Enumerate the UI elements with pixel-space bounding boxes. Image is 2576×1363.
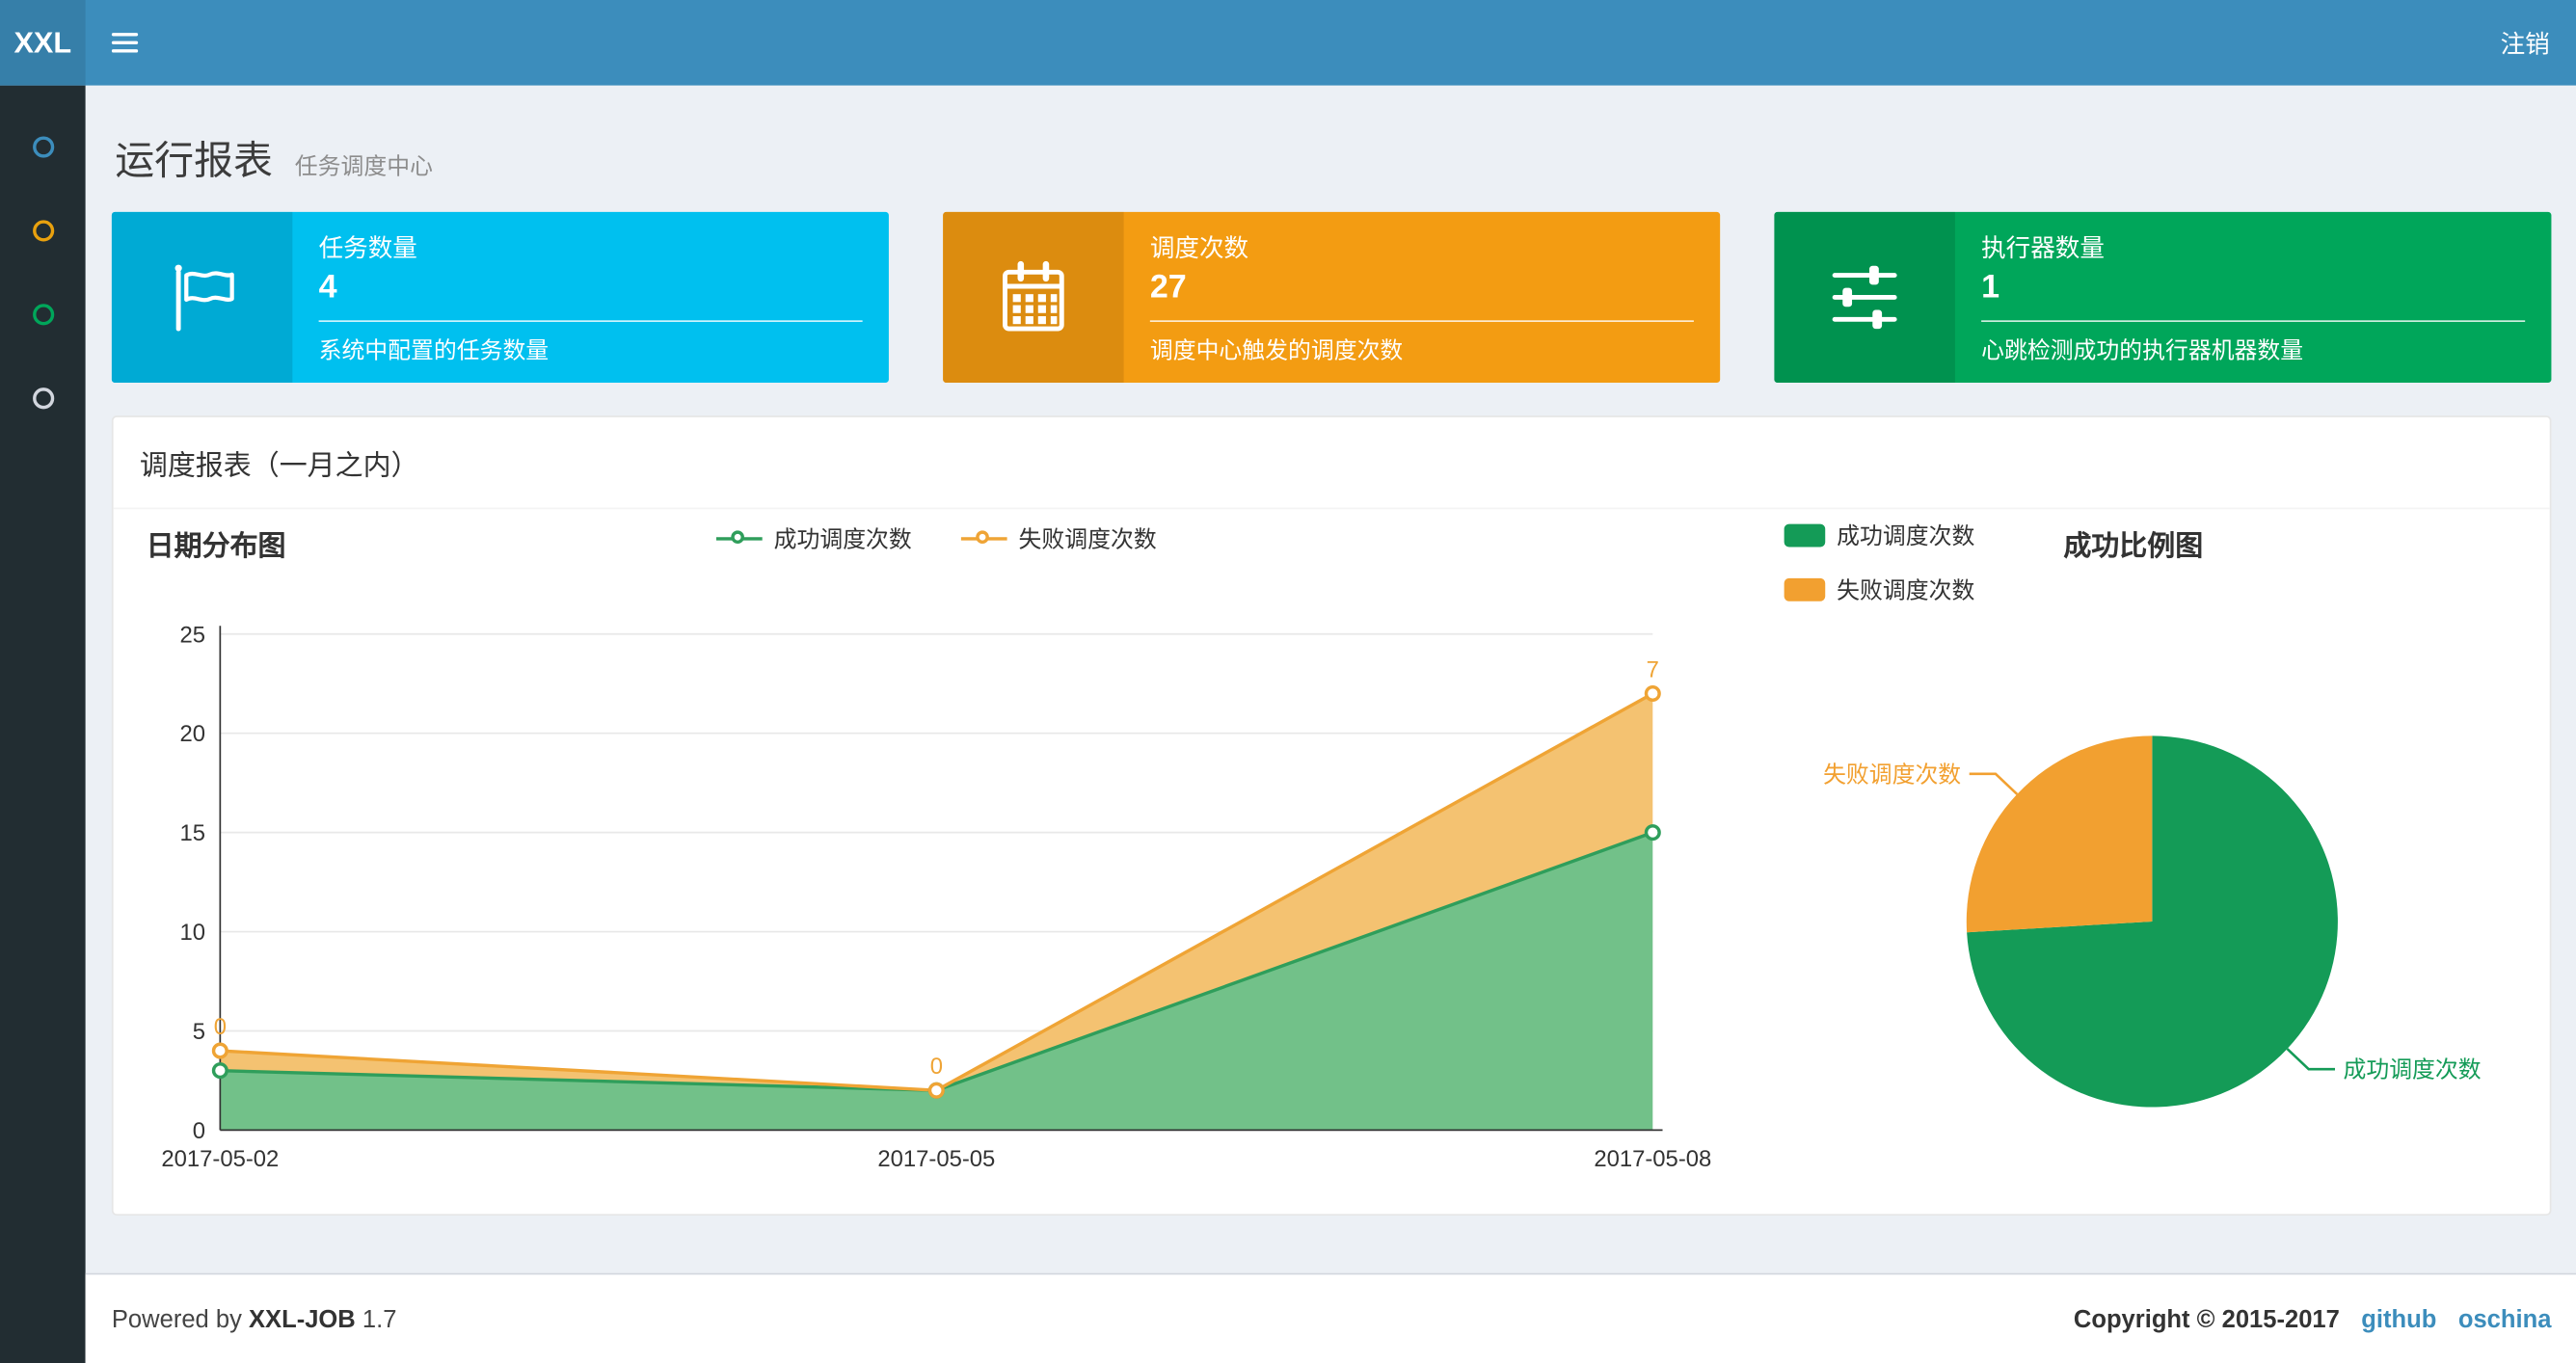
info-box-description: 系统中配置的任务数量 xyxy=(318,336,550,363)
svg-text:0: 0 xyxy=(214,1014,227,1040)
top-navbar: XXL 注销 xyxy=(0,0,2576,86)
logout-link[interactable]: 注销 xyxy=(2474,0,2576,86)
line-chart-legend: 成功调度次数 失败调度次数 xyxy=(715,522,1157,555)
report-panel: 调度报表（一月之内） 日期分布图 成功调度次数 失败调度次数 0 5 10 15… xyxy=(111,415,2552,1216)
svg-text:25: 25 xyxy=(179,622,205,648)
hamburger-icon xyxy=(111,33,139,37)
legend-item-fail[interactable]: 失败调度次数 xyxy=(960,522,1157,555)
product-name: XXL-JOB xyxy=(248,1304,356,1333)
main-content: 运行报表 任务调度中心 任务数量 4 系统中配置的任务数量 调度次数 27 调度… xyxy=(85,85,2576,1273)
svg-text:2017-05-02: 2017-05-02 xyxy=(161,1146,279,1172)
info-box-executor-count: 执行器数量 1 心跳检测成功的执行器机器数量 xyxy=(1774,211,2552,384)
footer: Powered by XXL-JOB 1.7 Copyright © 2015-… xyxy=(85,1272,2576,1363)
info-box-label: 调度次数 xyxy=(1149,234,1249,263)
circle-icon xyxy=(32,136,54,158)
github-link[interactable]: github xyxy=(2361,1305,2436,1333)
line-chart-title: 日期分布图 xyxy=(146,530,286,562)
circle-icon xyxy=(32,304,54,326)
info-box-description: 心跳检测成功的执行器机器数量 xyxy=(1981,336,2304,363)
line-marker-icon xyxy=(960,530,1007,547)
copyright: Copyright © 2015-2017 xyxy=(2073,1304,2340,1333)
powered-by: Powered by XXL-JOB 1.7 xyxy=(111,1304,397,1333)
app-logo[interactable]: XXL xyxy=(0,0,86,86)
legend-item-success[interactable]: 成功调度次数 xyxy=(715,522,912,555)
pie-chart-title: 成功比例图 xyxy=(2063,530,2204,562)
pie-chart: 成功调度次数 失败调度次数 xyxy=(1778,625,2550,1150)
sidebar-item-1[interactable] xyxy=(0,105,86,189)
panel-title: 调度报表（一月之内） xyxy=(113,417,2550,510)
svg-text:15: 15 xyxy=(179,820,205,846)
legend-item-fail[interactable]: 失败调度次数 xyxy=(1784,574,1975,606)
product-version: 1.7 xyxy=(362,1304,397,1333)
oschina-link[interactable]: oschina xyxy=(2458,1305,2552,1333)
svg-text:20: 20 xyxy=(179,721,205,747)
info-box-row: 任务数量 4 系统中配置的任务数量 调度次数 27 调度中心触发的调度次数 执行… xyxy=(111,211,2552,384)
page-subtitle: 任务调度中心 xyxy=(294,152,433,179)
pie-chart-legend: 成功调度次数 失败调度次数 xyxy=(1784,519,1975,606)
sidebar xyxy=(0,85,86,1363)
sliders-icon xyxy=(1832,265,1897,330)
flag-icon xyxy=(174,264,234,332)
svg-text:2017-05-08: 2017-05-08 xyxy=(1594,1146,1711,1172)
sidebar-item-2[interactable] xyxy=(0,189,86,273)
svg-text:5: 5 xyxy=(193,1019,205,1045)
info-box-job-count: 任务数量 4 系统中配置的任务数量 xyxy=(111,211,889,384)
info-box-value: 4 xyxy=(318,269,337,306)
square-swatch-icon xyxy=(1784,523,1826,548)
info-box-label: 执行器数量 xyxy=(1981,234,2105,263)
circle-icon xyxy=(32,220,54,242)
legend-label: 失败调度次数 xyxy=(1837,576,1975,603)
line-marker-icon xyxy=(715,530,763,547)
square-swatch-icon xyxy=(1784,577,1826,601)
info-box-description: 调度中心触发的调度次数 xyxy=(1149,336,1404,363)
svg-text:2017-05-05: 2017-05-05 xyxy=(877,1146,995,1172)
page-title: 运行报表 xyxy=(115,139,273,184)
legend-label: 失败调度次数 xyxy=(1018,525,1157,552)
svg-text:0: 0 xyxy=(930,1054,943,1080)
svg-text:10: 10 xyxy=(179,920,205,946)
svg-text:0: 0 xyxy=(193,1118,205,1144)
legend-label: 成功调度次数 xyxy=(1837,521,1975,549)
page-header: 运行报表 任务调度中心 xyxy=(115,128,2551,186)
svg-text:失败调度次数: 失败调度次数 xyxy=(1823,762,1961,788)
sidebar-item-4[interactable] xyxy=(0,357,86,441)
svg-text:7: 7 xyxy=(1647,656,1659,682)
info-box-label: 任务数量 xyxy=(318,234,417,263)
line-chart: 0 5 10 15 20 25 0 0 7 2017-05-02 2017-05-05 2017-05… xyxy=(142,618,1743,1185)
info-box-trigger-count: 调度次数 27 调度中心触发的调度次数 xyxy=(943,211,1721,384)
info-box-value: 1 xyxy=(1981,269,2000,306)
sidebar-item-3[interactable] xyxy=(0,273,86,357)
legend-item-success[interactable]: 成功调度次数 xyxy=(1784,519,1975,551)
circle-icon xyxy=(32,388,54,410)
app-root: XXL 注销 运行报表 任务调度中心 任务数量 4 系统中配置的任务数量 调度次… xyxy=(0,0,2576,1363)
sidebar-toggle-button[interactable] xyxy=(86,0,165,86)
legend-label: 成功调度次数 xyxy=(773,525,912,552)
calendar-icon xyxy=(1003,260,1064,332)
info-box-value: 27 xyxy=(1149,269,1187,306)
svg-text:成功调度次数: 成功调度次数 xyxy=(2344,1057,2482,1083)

★ ★ ★ ★ ★ ★ ★

Please change "circle-icon" to "round-icon" in the stretch of lines from the one containing "info-box-description: 系统中配置的任务数量 xyxy=(318,336,550,363)" through the one containing "oschina-link[interactable]: oschina xyxy=(2458,1305,2552,1333)", and write out only those lines, with everything else left as it is.

info-box-description: 系统中配置的任务数量 xyxy=(318,336,550,363)
svg-text:0: 0 xyxy=(214,1014,227,1040)
top-navbar: XXL 注销 xyxy=(0,0,2576,86)
logout-link[interactable]: 注销 xyxy=(2474,0,2576,86)
line-chart-legend: 成功调度次数 失败调度次数 xyxy=(715,522,1157,555)
report-panel: 调度报表（一月之内） 日期分布图 成功调度次数 失败调度次数 0 5 10 15… xyxy=(111,415,2552,1216)
svg-text:25: 25 xyxy=(179,622,205,648)
hamburger-icon xyxy=(111,33,139,37)
legend-item-fail[interactable]: 失败调度次数 xyxy=(960,522,1157,555)
product-name: XXL-JOB xyxy=(248,1304,356,1333)
main-content: 运行报表 任务调度中心 任务数量 4 系统中配置的任务数量 调度次数 27 调度… xyxy=(85,85,2576,1273)
svg-text:2017-05-02: 2017-05-02 xyxy=(161,1146,279,1172)
info-box-executor-count: 执行器数量 1 心跳检测成功的执行器机器数量 xyxy=(1774,211,2552,384)
footer: Powered by XXL-JOB 1.7 Copyright © 2015-… xyxy=(85,1272,2576,1363)
info-box-label: 调度次数 xyxy=(1149,234,1249,263)
round-icon xyxy=(32,136,54,158)
github-link[interactable]: github xyxy=(2361,1305,2436,1333)
line-chart-title: 日期分布图 xyxy=(146,530,286,562)
round-icon xyxy=(32,304,54,326)
info-box-description: 心跳检测成功的执行器机器数量 xyxy=(1981,336,2304,363)
line-marker-icon xyxy=(960,530,1007,547)
copyright: Copyright © 2015-2017 xyxy=(2073,1304,2340,1333)
powered-by: Powered by XXL-JOB 1.7 xyxy=(111,1304,397,1333)
app-logo[interactable]: XXL xyxy=(0,0,86,86)
legend-item-success[interactable]: 成功调度次数 xyxy=(715,522,912,555)
pie-chart-title: 成功比例图 xyxy=(2063,530,2204,562)
pie-chart: 成功调度次数 失败调度次数 xyxy=(1778,625,2550,1150)
sidebar-item-1[interactable] xyxy=(0,105,86,189)
panel-title: 调度报表（一月之内） xyxy=(113,417,2550,510)
svg-text:15: 15 xyxy=(179,820,205,846)
legend-item-fail[interactable]: 失败调度次数 xyxy=(1784,574,1975,606)
product-version: 1.7 xyxy=(362,1304,397,1333)
oschina-link[interactable]: oschina xyxy=(2458,1305,2552,1333)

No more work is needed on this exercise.